(EXERCISE TASK)
Reproduce exactly, with no other output, every line of the data below from the line containing "What does this" to the end, inclusive.

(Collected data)
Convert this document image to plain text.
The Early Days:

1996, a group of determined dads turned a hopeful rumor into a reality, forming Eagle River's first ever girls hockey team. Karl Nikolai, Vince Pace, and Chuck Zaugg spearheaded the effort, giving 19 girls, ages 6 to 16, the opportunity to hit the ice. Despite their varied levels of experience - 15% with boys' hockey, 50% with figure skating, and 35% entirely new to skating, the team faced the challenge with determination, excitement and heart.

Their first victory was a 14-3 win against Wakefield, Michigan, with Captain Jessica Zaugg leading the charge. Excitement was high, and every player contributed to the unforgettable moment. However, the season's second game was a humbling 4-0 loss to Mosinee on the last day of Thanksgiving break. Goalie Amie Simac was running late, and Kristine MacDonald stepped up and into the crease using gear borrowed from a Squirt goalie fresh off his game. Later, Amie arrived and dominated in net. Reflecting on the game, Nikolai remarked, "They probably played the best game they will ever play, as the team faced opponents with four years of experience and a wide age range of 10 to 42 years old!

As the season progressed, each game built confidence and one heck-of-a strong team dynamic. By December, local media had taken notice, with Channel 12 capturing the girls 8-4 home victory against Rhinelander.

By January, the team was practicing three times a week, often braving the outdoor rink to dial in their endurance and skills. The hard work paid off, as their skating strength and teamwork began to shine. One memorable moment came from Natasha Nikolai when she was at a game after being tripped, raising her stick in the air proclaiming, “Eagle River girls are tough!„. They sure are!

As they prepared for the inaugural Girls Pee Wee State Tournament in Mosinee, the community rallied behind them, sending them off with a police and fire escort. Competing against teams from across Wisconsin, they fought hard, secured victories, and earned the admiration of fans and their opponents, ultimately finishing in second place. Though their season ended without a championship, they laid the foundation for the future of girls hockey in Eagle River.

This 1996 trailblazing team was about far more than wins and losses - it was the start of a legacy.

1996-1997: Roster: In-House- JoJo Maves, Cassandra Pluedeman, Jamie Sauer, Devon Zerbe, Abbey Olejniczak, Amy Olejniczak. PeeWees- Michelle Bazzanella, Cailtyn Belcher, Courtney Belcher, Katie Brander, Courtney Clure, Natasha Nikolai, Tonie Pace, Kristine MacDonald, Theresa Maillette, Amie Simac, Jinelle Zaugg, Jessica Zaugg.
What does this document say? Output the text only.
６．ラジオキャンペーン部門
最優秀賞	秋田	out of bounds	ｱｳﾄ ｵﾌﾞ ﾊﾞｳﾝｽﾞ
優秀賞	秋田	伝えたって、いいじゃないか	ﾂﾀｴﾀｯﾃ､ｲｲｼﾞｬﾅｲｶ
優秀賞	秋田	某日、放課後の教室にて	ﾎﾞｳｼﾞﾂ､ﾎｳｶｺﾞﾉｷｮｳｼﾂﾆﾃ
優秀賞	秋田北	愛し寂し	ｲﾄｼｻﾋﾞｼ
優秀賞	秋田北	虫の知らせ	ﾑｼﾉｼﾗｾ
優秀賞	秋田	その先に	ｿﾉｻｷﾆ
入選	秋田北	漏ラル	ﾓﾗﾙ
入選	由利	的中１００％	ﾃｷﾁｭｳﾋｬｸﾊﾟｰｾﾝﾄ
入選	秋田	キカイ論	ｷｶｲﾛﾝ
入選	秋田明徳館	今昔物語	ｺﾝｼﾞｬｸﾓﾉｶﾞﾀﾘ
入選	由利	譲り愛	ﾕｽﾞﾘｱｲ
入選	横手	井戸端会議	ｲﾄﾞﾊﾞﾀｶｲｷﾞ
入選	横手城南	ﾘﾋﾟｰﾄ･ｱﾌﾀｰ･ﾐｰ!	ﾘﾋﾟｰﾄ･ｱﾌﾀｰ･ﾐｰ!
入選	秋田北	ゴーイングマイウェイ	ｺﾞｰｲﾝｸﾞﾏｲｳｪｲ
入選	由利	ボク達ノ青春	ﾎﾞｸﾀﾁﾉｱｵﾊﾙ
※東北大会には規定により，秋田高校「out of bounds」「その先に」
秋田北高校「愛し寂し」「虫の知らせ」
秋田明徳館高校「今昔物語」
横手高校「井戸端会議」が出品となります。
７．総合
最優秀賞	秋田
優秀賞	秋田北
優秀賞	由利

(SOLUTION)
What does this document say? Output the text only.
６．ラジオキャンペーン部門
最優秀賞	秋田	out of bounds	ｱｳﾄ ｵﾌﾞ ﾊﾞｳﾝｽﾞ
優秀賞	秋田	伝えたって、いいじゃないか	ﾂﾀｴﾀｯﾃ､ｲｲｼﾞｬﾅｲｶ
優秀賞	秋田	某日、放課後の教室にて	ﾎﾞｳｼﾞﾂ､ﾎｳｶｺﾞﾉｷｮｳｼﾂﾆﾃ
優秀賞	秋田北	愛し寂し	ｲﾄｼｻﾋﾞｼ
優秀賞	秋田北	虫の知らせ	ﾑｼﾉｼﾗｾ
優秀賞	秋田	その先に	ｿﾉｻｷﾆ
入選	秋田北	漏ラル	ﾓﾗﾙ
入選	由利	的中１００％	ﾃｷﾁｭｳﾋｬｸﾊﾟｰｾﾝﾄ
入選	秋田	キカイ論	ｷｶｲﾛﾝ
入選	秋田明徳館	今昔物語	ｺﾝｼﾞｬｸﾓﾉｶﾞﾀﾘ
入選	由利	譲り愛	ﾕｽﾞﾘｱｲ
入選	横手	井戸端会議	ｲﾄﾞﾊﾞﾀｶｲｷﾞ
入選	横手城南	ﾘﾋﾟｰﾄ･ｱﾌﾀｰ･ﾐｰ!	ﾘﾋﾟｰﾄ･ｱﾌﾀｰ･ﾐｰ!
入選	秋田北	ゴーイングマイウェイ	ｺﾞｰｲﾝｸﾞﾏｲｳｪｲ
入選	由利	ボク達ノ青春	ﾎﾞｸﾀﾁﾉｱｵﾊﾙ
※東北大会には規定により，秋田高校「out of bounds」「その先に」
秋田北高校「愛し寂し」「虫の知らせ」
秋田明徳館高校「今昔物語」
横手高校「井戸端会議」が出品となります。
７．総合
最優秀賞	秋田
優秀賞	秋田北
優秀賞	由利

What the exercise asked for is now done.